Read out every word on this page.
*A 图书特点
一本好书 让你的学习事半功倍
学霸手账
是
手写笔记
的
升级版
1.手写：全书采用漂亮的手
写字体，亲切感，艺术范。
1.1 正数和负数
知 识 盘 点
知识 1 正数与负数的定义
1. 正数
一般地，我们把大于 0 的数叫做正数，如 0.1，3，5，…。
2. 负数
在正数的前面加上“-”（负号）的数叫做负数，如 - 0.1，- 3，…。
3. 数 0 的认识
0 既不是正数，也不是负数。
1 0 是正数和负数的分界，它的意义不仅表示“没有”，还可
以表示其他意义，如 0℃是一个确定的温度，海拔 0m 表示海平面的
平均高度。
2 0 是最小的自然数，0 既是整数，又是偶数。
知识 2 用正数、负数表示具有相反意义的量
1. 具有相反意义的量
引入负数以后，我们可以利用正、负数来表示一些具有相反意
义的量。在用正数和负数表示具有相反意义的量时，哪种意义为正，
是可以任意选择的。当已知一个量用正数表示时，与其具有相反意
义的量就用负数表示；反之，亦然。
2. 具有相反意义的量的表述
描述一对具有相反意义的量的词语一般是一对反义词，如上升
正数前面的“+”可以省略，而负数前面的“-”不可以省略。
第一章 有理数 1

————————

Your instructions: Using the data above, return each line exactly as written.

Completed task:
Read out every word on this page.
*A 图书特点
一本好书 让你的学习事半功倍
学霸手账
是
手写笔记
的
升级版
1.手写：全书采用漂亮的手
写字体，亲切感，艺术范。
1.1 正数和负数
知 识 盘 点
知识 1 正数与负数的定义
1. 正数
一般地，我们把大于 0 的数叫做正数，如 0.1，3，5，…。
2. 负数
在正数的前面加上“-”（负号）的数叫做负数，如 - 0.1，- 3，…。
3. 数 0 的认识
0 既不是正数，也不是负数。
1 0 是正数和负数的分界，它的意义不仅表示“没有”，还可
以表示其他意义，如 0℃是一个确定的温度，海拔 0m 表示海平面的
平均高度。
2 0 是最小的自然数，0 既是整数，又是偶数。
知识 2 用正数、负数表示具有相反意义的量
1. 具有相反意义的量
引入负数以后，我们可以利用正、负数来表示一些具有相反意
义的量。在用正数和负数表示具有相反意义的量时，哪种意义为正，
是可以任意选择的。当已知一个量用正数表示时，与其具有相反意
义的量就用负数表示；反之，亦然。
2. 具有相反意义的量的表述
描述一对具有相反意义的量的词语一般是一对反义词，如上升
正数前面的“+”可以省略，而负数前面的“-”不可以省略。
第一章 有理数 1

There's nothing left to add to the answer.